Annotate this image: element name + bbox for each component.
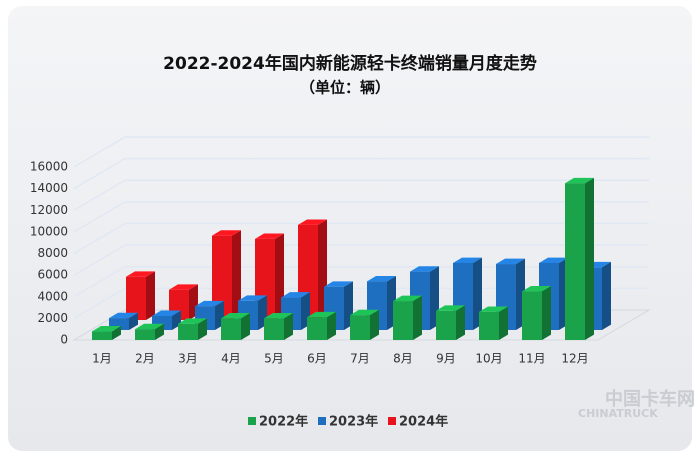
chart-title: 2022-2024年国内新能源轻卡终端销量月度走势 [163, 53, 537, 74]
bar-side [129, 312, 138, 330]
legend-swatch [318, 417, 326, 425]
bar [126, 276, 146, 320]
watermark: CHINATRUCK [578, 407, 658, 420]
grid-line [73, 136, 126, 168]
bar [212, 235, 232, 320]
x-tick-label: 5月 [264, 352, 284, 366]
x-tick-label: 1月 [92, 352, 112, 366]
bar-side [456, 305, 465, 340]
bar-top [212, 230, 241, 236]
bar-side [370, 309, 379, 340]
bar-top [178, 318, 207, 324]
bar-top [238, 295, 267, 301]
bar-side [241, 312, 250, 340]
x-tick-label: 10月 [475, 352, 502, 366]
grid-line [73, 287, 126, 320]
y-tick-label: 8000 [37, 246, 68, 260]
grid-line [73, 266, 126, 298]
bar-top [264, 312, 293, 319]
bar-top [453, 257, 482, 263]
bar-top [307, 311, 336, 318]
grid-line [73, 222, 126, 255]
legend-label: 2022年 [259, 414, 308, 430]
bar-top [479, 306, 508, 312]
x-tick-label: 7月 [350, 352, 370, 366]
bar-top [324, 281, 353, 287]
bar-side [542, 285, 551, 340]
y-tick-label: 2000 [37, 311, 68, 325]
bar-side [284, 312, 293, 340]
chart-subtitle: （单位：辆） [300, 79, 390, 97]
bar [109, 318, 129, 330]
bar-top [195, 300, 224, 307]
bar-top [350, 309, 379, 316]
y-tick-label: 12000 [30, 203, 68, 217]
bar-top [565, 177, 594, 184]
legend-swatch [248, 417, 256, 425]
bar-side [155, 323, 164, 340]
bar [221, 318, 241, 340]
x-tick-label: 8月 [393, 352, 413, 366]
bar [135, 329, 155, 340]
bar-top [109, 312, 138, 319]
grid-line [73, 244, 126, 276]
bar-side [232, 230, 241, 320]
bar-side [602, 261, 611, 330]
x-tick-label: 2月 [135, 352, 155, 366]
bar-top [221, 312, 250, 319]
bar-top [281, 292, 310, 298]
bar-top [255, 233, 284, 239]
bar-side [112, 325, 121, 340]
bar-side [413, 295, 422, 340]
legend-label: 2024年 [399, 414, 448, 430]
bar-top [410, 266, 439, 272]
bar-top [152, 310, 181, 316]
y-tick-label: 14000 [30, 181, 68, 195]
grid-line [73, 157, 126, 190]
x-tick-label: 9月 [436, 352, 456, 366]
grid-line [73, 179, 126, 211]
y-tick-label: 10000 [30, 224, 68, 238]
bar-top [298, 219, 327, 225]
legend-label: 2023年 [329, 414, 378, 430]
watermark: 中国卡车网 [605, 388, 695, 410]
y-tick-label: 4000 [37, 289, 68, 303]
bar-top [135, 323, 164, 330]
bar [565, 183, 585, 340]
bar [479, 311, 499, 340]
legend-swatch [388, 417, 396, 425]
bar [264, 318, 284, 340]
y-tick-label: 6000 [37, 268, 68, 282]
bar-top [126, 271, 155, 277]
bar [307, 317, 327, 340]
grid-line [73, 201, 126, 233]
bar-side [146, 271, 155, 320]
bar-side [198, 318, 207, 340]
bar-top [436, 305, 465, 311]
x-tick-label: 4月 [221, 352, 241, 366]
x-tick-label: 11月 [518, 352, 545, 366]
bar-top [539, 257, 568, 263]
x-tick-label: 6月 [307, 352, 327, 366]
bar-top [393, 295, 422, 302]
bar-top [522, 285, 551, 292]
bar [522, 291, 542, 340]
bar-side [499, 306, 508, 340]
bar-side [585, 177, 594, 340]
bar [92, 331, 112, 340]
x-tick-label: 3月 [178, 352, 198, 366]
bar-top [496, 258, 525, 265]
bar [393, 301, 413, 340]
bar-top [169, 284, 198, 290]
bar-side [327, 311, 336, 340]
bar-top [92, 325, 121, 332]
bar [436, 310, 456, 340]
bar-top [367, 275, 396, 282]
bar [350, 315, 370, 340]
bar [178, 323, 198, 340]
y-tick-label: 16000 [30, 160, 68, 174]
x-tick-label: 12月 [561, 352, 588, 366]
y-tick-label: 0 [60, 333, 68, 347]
= = = =
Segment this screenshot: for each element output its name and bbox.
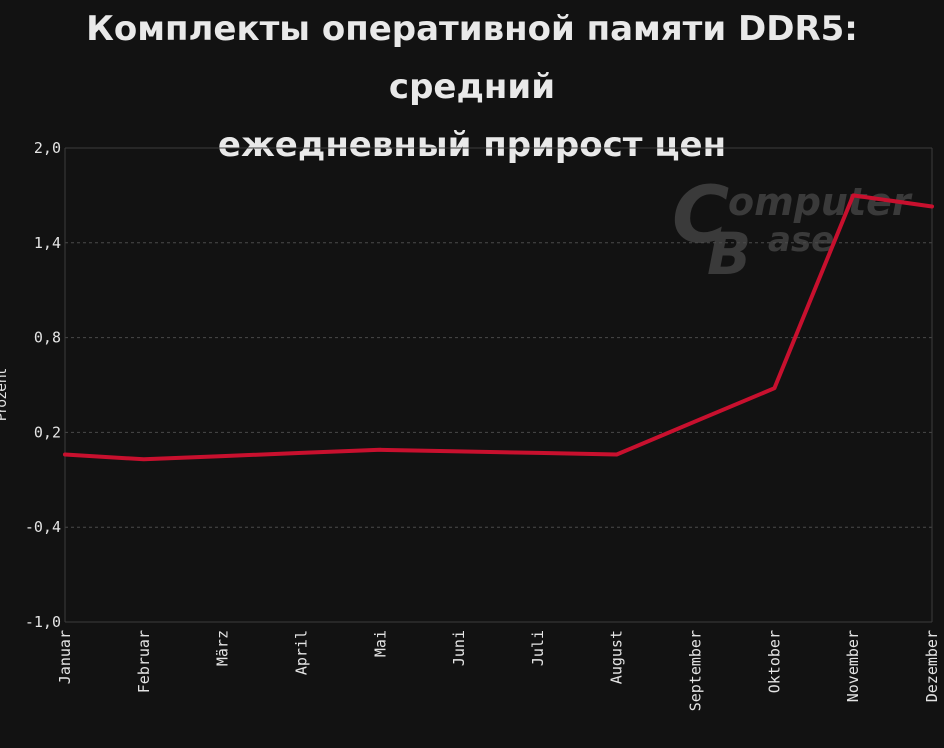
= = = =
Reproduce verbatim the rows beginning with the line containing "Annotate this image: element" and ending with the line containing "bar-top [453, 257, 482, 263]", both included, and omit the pictures from your answer.

Annotate this image: element name + bbox for each component.
chart-title: 2022-2024年国内新能源轻卡终端销量月度走势 [163, 53, 537, 74]
bar-side [129, 312, 138, 330]
legend-swatch [318, 417, 326, 425]
bar [126, 276, 146, 320]
watermark: CHINATRUCK [578, 407, 658, 420]
grid-line [73, 136, 126, 168]
bar [212, 235, 232, 320]
x-tick-label: 5月 [264, 352, 284, 366]
x-tick-label: 1月 [92, 352, 112, 366]
bar-side [456, 305, 465, 340]
bar-top [212, 230, 241, 236]
bar-side [370, 309, 379, 340]
bar-top [178, 318, 207, 324]
bar-top [238, 295, 267, 301]
bar-side [241, 312, 250, 340]
x-tick-label: 10月 [475, 352, 502, 366]
grid-line [73, 287, 126, 320]
y-tick-label: 8000 [37, 246, 68, 260]
grid-line [73, 266, 126, 298]
bar-top [264, 312, 293, 319]
bar-top [453, 257, 482, 263]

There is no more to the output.